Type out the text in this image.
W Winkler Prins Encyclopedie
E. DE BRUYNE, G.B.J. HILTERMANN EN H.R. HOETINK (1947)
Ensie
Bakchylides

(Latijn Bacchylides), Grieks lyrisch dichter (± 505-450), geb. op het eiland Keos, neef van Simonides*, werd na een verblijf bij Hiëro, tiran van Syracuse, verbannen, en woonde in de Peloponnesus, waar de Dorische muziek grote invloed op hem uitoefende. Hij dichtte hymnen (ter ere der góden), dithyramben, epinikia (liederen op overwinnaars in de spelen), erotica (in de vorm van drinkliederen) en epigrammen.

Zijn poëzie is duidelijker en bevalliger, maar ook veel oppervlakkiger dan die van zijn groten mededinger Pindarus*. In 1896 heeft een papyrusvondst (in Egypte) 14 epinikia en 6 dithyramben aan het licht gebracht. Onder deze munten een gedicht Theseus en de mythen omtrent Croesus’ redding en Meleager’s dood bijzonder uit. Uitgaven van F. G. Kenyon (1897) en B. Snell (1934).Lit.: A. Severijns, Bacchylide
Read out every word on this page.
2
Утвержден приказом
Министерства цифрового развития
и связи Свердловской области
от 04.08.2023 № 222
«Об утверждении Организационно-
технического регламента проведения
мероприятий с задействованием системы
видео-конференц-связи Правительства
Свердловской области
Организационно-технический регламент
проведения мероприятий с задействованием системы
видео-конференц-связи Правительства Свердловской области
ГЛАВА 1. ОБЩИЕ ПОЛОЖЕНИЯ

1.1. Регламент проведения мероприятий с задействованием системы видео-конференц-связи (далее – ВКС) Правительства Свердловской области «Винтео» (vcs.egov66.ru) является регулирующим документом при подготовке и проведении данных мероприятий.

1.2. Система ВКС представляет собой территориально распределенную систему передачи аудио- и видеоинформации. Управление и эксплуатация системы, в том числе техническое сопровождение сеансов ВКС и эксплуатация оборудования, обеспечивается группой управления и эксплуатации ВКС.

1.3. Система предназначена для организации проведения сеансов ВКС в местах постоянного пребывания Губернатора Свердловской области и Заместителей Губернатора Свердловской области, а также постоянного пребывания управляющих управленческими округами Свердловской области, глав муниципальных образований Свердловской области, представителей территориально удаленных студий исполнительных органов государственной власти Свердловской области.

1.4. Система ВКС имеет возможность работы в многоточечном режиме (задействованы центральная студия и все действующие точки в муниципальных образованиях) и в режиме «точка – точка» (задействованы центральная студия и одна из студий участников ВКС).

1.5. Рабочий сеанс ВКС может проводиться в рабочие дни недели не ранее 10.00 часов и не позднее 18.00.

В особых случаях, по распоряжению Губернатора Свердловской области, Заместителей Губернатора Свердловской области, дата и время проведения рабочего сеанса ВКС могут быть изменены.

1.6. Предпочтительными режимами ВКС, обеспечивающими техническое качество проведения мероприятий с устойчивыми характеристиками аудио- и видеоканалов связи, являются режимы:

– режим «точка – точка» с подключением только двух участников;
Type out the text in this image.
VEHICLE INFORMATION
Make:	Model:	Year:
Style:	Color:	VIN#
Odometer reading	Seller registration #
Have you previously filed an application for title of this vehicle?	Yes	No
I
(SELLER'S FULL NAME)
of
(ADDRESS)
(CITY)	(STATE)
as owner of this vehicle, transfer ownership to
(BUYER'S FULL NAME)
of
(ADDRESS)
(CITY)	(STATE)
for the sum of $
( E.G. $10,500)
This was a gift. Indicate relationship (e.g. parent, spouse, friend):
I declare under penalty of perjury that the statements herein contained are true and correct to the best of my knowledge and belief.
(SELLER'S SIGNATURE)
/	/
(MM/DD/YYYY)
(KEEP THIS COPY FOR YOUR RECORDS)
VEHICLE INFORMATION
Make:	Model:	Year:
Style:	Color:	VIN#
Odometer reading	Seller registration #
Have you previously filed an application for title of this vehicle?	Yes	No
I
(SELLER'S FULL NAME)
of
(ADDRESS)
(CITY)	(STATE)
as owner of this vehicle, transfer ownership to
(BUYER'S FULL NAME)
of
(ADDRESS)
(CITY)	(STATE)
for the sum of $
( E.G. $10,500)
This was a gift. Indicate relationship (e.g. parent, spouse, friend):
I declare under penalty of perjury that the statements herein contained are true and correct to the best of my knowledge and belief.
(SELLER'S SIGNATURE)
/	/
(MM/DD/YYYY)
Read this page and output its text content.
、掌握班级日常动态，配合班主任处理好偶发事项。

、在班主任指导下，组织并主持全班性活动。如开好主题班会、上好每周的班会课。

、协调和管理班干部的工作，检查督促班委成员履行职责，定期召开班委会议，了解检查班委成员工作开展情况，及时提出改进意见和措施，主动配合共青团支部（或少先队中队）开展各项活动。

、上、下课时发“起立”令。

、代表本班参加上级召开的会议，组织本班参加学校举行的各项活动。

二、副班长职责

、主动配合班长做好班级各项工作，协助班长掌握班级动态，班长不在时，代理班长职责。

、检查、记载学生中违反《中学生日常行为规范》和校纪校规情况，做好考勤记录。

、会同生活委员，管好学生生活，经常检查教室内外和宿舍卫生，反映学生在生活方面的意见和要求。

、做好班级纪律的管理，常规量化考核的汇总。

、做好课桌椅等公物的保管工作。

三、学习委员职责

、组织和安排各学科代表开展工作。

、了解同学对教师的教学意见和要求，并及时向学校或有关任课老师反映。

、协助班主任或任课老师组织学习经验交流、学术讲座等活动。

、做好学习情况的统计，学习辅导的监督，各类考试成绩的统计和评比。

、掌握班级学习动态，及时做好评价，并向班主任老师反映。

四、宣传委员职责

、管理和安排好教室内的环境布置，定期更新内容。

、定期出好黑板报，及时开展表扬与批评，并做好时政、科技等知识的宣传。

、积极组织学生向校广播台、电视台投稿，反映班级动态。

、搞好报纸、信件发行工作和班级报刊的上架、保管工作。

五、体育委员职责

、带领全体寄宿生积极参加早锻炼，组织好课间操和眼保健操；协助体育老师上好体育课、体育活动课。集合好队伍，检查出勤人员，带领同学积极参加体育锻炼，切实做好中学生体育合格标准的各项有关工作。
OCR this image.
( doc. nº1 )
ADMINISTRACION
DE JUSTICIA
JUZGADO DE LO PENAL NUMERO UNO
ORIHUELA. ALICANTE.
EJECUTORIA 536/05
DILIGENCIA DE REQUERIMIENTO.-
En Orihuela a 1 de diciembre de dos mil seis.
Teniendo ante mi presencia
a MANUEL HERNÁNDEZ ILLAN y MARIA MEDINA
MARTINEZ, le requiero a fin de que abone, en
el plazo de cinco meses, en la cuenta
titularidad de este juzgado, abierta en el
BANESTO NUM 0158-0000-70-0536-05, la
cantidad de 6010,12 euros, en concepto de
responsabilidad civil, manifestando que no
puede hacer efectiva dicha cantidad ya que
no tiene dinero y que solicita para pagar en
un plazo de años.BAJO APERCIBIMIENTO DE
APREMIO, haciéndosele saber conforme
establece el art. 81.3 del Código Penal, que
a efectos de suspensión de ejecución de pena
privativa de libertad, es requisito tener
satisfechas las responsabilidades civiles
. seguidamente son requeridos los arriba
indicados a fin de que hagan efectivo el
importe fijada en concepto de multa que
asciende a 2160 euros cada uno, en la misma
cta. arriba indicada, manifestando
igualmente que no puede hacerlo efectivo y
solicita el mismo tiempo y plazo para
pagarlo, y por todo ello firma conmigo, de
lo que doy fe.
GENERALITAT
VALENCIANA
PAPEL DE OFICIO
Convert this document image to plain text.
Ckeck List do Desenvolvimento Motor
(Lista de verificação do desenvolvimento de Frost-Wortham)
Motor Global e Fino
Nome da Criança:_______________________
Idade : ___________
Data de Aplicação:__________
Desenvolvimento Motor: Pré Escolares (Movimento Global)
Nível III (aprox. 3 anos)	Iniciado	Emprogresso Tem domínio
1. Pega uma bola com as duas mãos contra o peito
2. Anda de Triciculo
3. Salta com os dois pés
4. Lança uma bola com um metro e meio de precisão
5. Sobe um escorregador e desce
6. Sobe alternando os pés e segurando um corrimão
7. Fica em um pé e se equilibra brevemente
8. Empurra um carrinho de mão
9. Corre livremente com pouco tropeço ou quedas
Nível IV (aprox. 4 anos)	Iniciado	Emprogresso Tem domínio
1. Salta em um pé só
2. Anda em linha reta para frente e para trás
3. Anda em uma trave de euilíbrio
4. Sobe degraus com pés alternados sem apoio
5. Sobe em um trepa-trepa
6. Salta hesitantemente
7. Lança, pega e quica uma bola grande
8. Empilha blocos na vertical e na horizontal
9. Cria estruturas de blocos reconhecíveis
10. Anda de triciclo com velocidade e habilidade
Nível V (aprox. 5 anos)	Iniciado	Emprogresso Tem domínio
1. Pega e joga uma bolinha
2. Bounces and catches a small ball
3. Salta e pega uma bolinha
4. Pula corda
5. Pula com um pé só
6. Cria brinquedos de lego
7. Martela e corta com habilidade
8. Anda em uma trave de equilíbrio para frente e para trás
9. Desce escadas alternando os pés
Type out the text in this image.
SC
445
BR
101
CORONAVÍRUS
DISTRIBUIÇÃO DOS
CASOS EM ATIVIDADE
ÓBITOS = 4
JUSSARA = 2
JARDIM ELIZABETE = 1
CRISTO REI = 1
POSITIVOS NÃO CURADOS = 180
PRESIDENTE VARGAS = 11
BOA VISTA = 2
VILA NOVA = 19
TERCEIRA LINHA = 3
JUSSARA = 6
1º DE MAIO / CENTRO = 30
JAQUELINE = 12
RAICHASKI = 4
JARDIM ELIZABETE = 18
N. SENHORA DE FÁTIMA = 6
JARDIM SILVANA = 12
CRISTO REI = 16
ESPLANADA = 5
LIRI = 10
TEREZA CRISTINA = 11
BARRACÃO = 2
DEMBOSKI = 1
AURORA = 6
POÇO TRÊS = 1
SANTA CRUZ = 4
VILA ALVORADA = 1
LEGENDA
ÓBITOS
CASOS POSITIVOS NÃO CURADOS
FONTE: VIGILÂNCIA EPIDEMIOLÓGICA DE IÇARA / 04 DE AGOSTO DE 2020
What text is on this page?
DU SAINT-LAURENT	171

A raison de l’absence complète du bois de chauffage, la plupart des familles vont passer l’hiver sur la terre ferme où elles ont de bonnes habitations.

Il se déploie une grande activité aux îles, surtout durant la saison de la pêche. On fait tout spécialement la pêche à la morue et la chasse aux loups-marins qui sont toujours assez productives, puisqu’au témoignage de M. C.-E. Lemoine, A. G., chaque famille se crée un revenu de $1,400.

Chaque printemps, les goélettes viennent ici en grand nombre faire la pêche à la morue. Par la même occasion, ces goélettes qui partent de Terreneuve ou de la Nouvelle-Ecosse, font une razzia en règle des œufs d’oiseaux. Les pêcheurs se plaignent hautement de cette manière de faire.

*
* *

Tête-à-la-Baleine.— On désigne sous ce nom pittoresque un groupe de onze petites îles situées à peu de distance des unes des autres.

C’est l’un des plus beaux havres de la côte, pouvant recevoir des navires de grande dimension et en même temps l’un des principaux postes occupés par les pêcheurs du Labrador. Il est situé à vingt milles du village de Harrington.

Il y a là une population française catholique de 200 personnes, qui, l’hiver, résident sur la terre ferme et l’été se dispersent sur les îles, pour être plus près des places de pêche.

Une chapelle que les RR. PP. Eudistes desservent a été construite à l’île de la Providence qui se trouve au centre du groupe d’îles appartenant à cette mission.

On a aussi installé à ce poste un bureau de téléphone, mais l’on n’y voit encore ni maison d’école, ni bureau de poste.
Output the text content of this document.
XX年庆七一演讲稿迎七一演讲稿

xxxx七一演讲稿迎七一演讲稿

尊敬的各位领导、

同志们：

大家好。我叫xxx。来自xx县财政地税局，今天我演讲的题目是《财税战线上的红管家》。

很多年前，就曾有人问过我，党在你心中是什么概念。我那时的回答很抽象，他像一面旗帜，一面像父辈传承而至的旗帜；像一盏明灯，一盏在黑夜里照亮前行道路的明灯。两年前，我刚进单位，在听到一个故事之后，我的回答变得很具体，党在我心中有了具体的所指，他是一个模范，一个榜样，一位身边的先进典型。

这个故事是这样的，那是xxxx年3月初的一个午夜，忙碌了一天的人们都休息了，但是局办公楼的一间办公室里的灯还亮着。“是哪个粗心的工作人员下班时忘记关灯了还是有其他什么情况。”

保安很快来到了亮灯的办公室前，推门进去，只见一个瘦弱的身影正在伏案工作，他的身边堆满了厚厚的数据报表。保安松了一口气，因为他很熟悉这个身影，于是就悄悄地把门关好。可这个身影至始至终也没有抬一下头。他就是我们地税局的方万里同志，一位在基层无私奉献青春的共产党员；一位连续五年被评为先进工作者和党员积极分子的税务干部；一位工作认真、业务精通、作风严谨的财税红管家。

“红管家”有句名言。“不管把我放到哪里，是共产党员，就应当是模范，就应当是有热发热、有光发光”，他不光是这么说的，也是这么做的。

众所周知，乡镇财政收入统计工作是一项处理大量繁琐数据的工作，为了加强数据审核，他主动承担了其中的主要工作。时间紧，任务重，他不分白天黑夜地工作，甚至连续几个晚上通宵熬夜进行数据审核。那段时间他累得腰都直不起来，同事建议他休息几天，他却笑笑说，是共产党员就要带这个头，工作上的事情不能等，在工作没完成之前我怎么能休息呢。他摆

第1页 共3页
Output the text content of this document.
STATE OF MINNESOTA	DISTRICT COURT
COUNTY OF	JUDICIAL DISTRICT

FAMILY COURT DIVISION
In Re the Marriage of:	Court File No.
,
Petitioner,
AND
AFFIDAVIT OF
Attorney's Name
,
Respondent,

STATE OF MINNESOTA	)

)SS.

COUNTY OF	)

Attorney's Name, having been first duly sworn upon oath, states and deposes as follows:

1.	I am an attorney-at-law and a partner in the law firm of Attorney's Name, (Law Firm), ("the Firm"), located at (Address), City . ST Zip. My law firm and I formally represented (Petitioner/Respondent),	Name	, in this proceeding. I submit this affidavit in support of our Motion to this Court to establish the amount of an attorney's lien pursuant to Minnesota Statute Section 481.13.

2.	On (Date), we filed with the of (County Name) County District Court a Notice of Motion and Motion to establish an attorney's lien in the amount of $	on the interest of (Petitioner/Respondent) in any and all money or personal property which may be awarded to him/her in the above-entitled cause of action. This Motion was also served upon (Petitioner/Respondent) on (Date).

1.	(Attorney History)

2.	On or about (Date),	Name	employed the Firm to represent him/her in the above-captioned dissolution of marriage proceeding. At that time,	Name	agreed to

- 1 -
------
WHAT YOU NEED TO DO:
Find and copy each line above that includes the string "trave".

WORKED ANSWER:
3. Anda em uma trave de euilíbrio
8. Anda em uma trave de equilíbrio para frente e para trás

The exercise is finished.